Retype the listing that follows, exactly as written.

## Dataset entries on figures
:::::
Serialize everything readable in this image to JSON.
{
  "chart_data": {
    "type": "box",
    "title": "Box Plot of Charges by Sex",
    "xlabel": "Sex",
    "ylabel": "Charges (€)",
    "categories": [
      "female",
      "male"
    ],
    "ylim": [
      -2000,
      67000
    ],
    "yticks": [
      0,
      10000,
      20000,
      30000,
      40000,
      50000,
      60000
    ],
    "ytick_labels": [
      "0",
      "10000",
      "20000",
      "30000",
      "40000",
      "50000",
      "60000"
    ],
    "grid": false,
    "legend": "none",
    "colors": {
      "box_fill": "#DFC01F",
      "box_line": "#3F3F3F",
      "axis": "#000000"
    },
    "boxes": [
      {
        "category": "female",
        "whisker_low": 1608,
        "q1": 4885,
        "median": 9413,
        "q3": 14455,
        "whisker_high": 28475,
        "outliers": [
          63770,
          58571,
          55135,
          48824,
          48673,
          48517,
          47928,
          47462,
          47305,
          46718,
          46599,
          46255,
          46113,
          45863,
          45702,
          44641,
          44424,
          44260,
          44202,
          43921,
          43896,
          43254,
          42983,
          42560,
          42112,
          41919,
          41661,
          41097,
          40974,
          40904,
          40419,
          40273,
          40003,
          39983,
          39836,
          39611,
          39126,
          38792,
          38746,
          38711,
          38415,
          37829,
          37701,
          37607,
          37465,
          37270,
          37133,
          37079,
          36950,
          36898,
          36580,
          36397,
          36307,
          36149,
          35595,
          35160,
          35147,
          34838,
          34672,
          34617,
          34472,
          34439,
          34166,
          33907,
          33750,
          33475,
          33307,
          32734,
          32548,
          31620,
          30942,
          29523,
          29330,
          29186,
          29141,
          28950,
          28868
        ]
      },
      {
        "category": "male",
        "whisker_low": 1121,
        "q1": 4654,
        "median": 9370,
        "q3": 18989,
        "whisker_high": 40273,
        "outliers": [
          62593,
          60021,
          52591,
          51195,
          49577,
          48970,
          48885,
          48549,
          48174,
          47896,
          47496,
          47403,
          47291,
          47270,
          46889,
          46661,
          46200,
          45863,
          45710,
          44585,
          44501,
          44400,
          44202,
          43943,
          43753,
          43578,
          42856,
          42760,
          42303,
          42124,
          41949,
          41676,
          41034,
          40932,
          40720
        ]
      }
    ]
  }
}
:::::
## ANSWER TO THIS PROBLEM
Serialize everything readable in this image to JSON.
{
  "chart_data": {
    "type": "box",
    "title": "Box Plot of Charges by Sex",
    "xlabel": "Sex",
    "ylabel": "Charges (€)",
    "categories": [
      "female",
      "male"
    ],
    "ylim": [
      -2000,
      67000
    ],
    "yticks": [
      0,
      10000,
      20000,
      30000,
      40000,
      50000,
      60000
    ],
    "ytick_labels": [
      "0",
      "10000",
      "20000",
      "30000",
      "40000",
      "50000",
      "60000"
    ],
    "grid": false,
    "legend": "none",
    "colors": {
      "box_fill": "#DFC01F",
      "box_line": "#3F3F3F",
      "axis": "#000000"
    },
    "boxes": [
      {
        "category": "female",
        "whisker_low": 1608,
        "q1": 4885,
        "median": 9413,
        "q3": 14455,
        "whisker_high": 28475,
        "outliers": [
          63770,
          58571,
          55135,
          48824,
          48673,
          48517,
          47928,
          47462,
          47305,
          46718,
          46599,
          46255,
          46113,
          45863,
          45702,
          44641,
          44424,
          44260,
          44202,
          43921,
          43896,
          43254,
          42983,
          42560,
          42112,
          41919,
          41661,
          41097,
          40974,
          40904,
          40419,
          40273,
          40003,
          39983,
          39836,
          39611,
          39126,
          38792,
          38746,
          38711,
          38415,
          37829,
          37701,
          37607,
          37465,
          37270,
          37133,
          37079,
          36950,
          36898,
          36580,
          36397,
          36307,
          36149,
          35595,
          35160,
          35147,
          34838,
          34672,
          34617,
          34472,
          34439,
          34166,
          33907,
          33750,
          33475,
          33307,
          32734,
          32548,
          31620,
          30942,
          29523,
          29330,
          29186,
          29141,
          28950,
          28868
        ]
      },
      {
        "category": "male",
        "whisker_low": 1121,
        "q1": 4654,
        "median": 9370,
        "q3": 18989,
        "whisker_high": 40273,
        "outliers": [
          62593,
          60021,
          52591,
          51195,
          49577,
          48970,
          48885,
          48549,
          48174,
          47896,
          47496,
          47403,
          47291,
          47270,
          46889,
          46661,
          46200,
          45863,
          45710,
          44585,
          44501,
          44400,
          44202,
          43943,
          43753,
          43578,
          42856,
          42760,
          42303,
          42124,
          41949,
          41676,
          41034,
          40932,
          40720
        ]
      }
    ]
  }
}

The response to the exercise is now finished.